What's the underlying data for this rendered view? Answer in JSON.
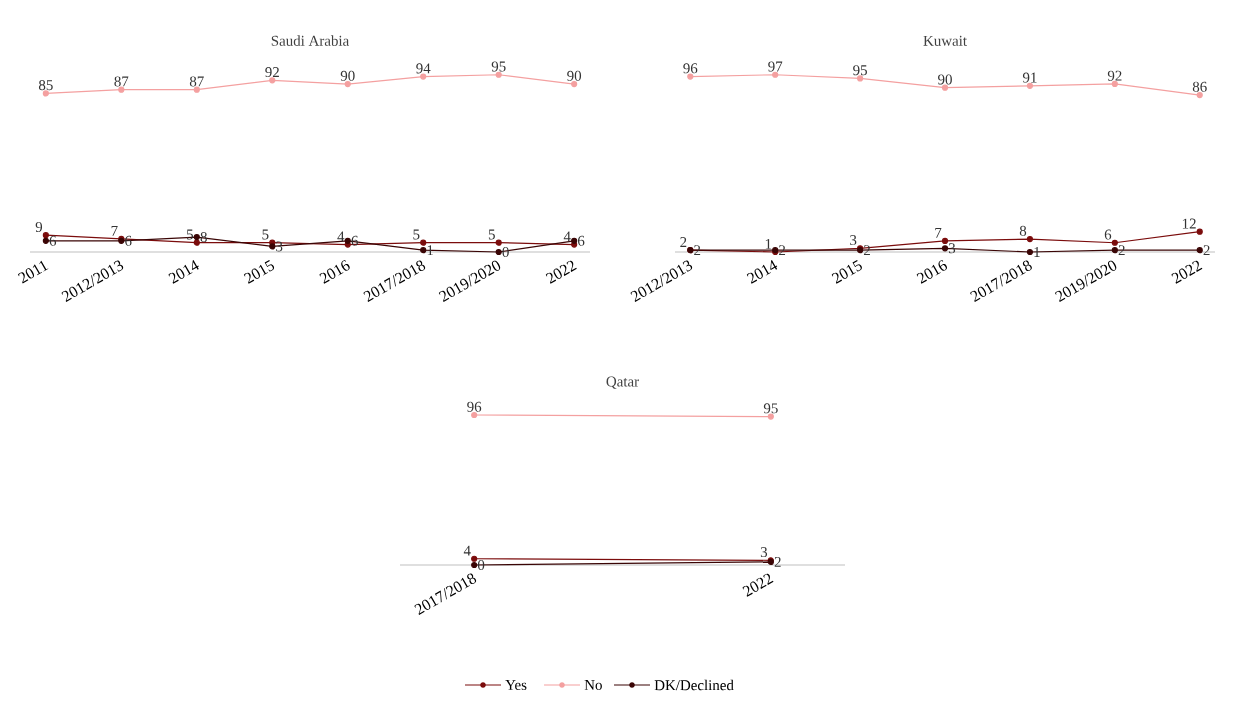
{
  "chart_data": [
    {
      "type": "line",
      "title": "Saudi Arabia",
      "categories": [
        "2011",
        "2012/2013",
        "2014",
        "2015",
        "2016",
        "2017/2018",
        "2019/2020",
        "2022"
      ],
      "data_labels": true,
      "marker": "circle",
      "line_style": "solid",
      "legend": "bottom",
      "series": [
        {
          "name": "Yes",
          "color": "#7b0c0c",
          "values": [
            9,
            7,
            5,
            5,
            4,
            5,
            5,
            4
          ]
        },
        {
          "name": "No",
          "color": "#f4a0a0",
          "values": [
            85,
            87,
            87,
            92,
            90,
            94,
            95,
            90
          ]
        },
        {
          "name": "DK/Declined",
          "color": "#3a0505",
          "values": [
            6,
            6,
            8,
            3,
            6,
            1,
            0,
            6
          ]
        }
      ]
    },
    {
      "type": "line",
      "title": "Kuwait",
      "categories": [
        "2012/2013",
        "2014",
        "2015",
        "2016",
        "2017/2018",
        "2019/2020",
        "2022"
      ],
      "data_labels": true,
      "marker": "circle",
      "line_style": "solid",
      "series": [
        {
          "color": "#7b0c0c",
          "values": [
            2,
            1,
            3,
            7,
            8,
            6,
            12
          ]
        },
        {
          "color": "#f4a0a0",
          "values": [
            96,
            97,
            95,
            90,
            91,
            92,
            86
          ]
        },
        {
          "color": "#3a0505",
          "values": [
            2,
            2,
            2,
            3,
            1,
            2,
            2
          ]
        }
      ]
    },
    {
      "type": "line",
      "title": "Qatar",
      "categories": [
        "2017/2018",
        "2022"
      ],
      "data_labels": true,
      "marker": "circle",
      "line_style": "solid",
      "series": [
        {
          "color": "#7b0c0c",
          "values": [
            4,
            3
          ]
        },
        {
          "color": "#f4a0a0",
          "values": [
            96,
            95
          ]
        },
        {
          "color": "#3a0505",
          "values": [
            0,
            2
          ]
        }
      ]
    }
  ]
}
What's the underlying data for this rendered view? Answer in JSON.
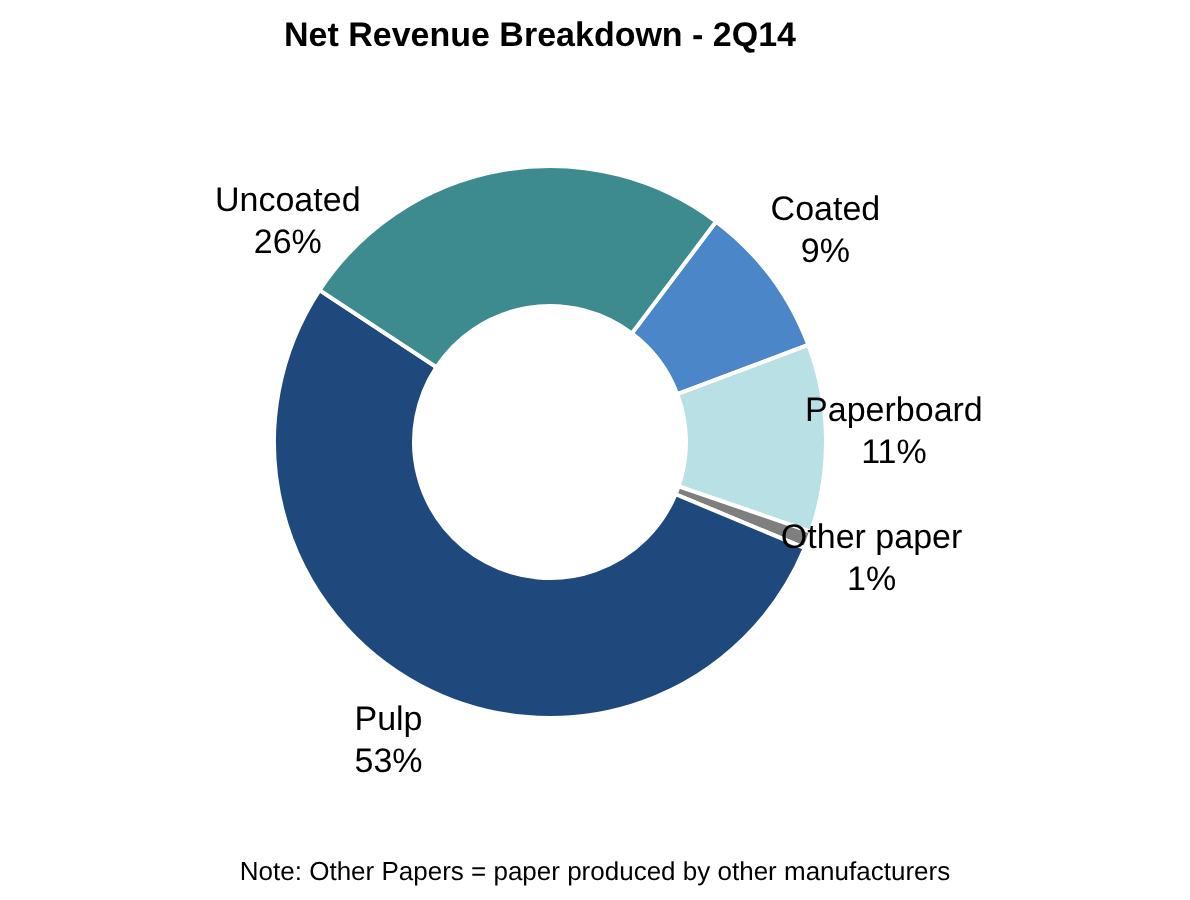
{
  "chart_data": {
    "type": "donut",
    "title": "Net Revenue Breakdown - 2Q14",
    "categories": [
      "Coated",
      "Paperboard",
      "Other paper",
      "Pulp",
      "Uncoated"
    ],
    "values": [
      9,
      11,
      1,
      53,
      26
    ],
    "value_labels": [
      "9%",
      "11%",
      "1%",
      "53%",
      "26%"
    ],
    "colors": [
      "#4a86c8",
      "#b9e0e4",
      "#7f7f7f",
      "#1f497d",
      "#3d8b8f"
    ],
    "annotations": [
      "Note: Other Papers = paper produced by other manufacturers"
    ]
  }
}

■ ■ ■ ■ ■ ■ ■

Copy out every line with the word "title".

      "title": "Saudi Arabia",
      "title": "Kuwait",
      "title": "Qatar",
    "title": "Net Revenue Breakdown - 2Q14",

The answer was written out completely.